### Excerto fornecido
··········

A influência desta depressão em Portugal será sentida nas zonas marítimas de responsabilidade nacional. 

Para mais detalhes para a navegação marítima consultar: 
http://www.ipma.pt/pt/maritima/boletins/ 

Para mais detalhes sobre a previsão meteorológica para os próximos dias consultar: 
http://www.ipma.pt/pt/otempo/prev.descritiva/ 
http://www.ipma.pt/pt/otempo/prev.significativa
Fonte: IPMA


----------



## luismeteo3 (8 Mar 2018 às 09:27)




----------



## Aspvl (8 Mar 2018 às 15:52)

Boa tarde 

Aqui fica a análise do ESTOFEX.






Storm Forecast
Valid: Fri 09 Mar 2018 06:00 to Sat 10 Mar 2018 06:00 UTC
Issued: Thu 08 Mar 2018 15:22
Forecaster: PISTOTNIK

A level 1 is issued for Portugal and W Spain mainly for excessive convective precipitation and to a lesser extent for tornadoes and severe convective wind gusts (the latter mostly to the N).

SYNOPSIS

Spring-time cyclonic conditions prevail over Europe. A low-pressure system moves from Denmark towards Belarus while it fills up. Another one, deepening, approaches the Bay of Biscay from the west. A broad, moderate zonal flow is present at their southern flank. Warm air advection increases over western, central and southern Europe ahead of the new Atlantic cyclone, and the flow backs to the southwest. The last remnants of continental polar air continue to recede into Scandinavia and northeastern Europe.
Despite the dynamic setup, the largely separated "ingredients" - steep lapse rates on the cyclonic side and rich low-level moisture on the anticyclonic side of the main frontal zone - will keep this forecast period rather quiet in terms of deep convection.

DISCUSSION

... Portugal, W Spain ...

Despite rather poor lapse rates, plentiful low-level moisture allows a few hundred J/kg of CAPE in the warm sector of the Atlantic cyclone. The deep southwesterly flow features enhanced vertical wind shear and storm-relative helicity (15-20 m/s and 100-300 m^2/s^2, respectively, across the lowest 3 km).
Strong onshore and upslope flow will cause heavy precipitation, possibly with peak values above 100 mm in the present forecast period and with embedded convection. From 15 UTC onwards, a short-wave trough swings in from the southwest and creates additional lift. It becomes increasingly likely that thunderstorms will become involved then. Kinematic conditions are good enough to allow organized storms, though their embedded nature may be somewhat hindering. While flooding is the main risk, any supercell that forms may produce a tornado in this environment of low cloud bases and strong low-level shear.
After 00 UTC, the cold front will enter Portugal and Galicia from the west. A convective line may form and may produce severe wind gusts (in conjunction with tight pressure gradients).

... W and central Poland ...

··········

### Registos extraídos

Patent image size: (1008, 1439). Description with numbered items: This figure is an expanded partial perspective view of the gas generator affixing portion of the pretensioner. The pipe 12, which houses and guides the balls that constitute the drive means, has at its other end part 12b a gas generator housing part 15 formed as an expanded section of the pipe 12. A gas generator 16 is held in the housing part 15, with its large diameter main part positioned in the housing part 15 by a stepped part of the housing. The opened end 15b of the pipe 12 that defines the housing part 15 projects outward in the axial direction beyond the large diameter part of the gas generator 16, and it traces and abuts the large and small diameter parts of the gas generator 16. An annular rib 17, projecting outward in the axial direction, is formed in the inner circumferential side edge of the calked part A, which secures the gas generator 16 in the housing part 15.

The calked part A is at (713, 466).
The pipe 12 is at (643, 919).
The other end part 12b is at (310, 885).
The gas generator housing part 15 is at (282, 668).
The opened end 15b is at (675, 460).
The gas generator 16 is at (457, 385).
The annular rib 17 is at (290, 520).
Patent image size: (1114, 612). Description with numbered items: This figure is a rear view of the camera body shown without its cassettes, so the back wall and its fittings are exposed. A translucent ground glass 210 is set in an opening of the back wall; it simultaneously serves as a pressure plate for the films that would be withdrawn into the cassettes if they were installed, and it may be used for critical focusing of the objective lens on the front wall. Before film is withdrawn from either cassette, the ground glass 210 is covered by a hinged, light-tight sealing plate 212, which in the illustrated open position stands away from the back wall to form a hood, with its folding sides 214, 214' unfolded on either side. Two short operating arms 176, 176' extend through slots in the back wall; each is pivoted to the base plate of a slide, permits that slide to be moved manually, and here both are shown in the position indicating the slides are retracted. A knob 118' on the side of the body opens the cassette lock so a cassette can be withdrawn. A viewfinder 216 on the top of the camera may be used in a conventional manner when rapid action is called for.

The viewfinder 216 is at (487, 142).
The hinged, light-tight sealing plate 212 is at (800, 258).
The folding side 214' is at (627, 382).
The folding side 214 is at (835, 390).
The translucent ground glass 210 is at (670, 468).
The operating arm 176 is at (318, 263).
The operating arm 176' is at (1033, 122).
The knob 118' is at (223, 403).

··········

### Tarefas propostas
1. No excerto fornecido, quem aparece como previsor da análise do ESTOFEX?
2. Reescreva em português, sob a forma de lista, o parágrafo do excerto fornecido que começa por "Strong onshore and upslope flow", mantendo os factos principais.

### Respostas por tarefa
1. PISTOTNIK.

2.
- O fluxo forte em direção à costa e ascendente causará precipitação intensa, possivelmente com picos acima de 100 mm no período de previsão, com convecção embebida.
- A partir das 15 UTC, um cavado de onda curta chega de sudoeste e gera ascensão adicional. Torna-se então cada vez mais provável a ocorrência de trovoadas.
- As condições cinemáticas permitem tempestades organizadas, embora o seu carácter embebido as possa dificultar.
- O risco principal são as inundações.
- Com nuvens de base baixa e forte cisalhamento em níveis baixos, qualquer supercélula que se forme poderá produzir um tornado.